PROBLEM STATEMENT: Keep the images out and copy every entry below exactly.

[Figure dataset records]
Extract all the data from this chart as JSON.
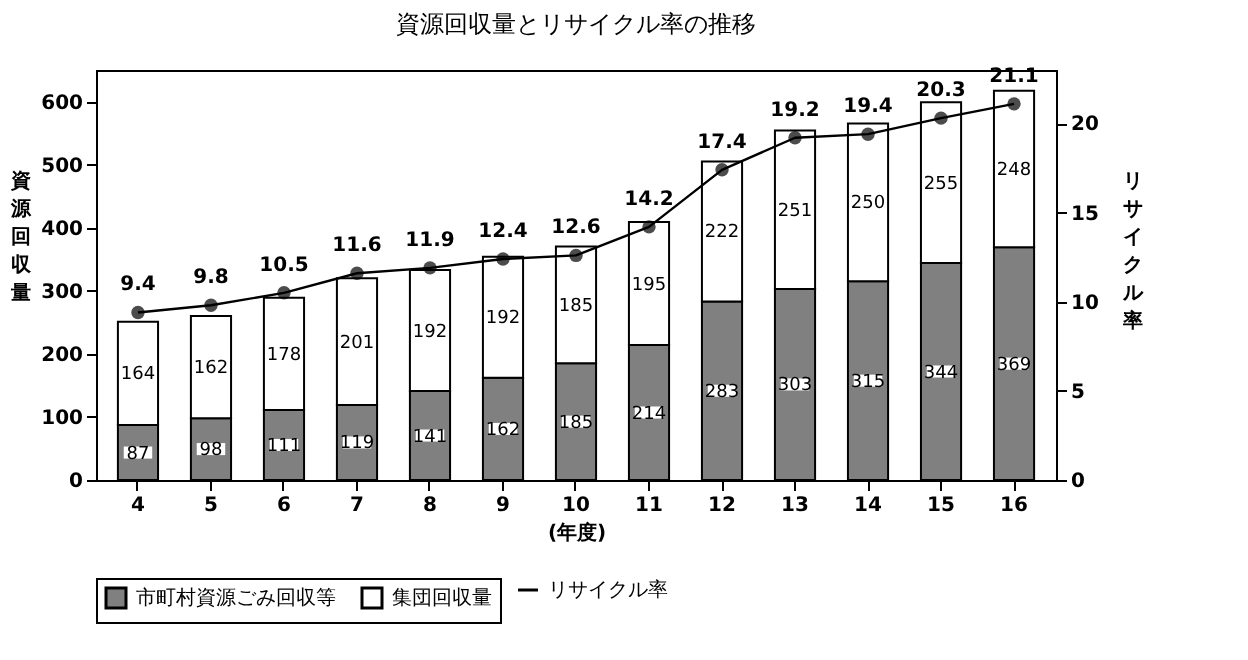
{
  "chart_data": {
    "type": "bar",
    "title": "資源回収量とリサイクル率の推移",
    "xlabel": "(年度)",
    "ylabel": "資源回収量",
    "y2label": "リサイクル率",
    "categories": [
      "4",
      "5",
      "6",
      "7",
      "8",
      "9",
      "10",
      "11",
      "12",
      "13",
      "14",
      "15",
      "16"
    ],
    "stacked": true,
    "data_labels": true,
    "legend": "bottom",
    "grid": false,
    "ylim": [
      0,
      650
    ],
    "yticks": [
      0,
      100,
      200,
      300,
      400,
      500,
      600
    ],
    "y2lim": [
      0,
      23
    ],
    "y2ticks": [
      0,
      5,
      10,
      15,
      20
    ],
    "series": [
      {
        "name": "市町村資源ごみ回収等",
        "color": "#808080",
        "values": [
          87,
          98,
          111,
          119,
          141,
          162,
          185,
          214,
          283,
          303,
          315,
          344,
          369
        ]
      },
      {
        "name": "集団回収量",
        "color": "#ffffff",
        "values": [
          164,
          162,
          178,
          201,
          192,
          192,
          185,
          195,
          222,
          251,
          250,
          255,
          248
        ]
      },
      {
        "name": "リサイクル率",
        "type": "line",
        "axis": "y2",
        "marker": "circle",
        "color": "#000000",
        "values": [
          9.4,
          9.8,
          10.5,
          11.6,
          11.9,
          12.4,
          12.6,
          14.2,
          17.4,
          19.2,
          19.4,
          20.3,
          21.1
        ]
      }
    ]
  }
}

RESULT:
Extract all the data from this chart as JSON.
{
  "chart_data": {
    "type": "bar",
    "title": "資源回収量とリサイクル率の推移",
    "xlabel": "(年度)",
    "ylabel": "資源回収量",
    "y2label": "リサイクル率",
    "categories": [
      "4",
      "5",
      "6",
      "7",
      "8",
      "9",
      "10",
      "11",
      "12",
      "13",
      "14",
      "15",
      "16"
    ],
    "stacked": true,
    "data_labels": true,
    "legend": "bottom",
    "grid": false,
    "ylim": [
      0,
      650
    ],
    "yticks": [
      0,
      100,
      200,
      300,
      400,
      500,
      600
    ],
    "y2lim": [
      0,
      23
    ],
    "y2ticks": [
      0,
      5,
      10,
      15,
      20
    ],
    "series": [
      {
        "name": "市町村資源ごみ回収等",
        "color": "#808080",
        "values": [
          87,
          98,
          111,
          119,
          141,
          162,
          185,
          214,
          283,
          303,
          315,
          344,
          369
        ]
      },
      {
        "name": "集団回収量",
        "color": "#ffffff",
        "values": [
          164,
          162,
          178,
          201,
          192,
          192,
          185,
          195,
          222,
          251,
          250,
          255,
          248
        ]
      },
      {
        "name": "リサイクル率",
        "type": "line",
        "axis": "y2",
        "marker": "circle",
        "color": "#000000",
        "values": [
          9.4,
          9.8,
          10.5,
          11.6,
          11.9,
          12.4,
          12.6,
          14.2,
          17.4,
          19.2,
          19.4,
          20.3,
          21.1
        ]
      }
    ]
  }
}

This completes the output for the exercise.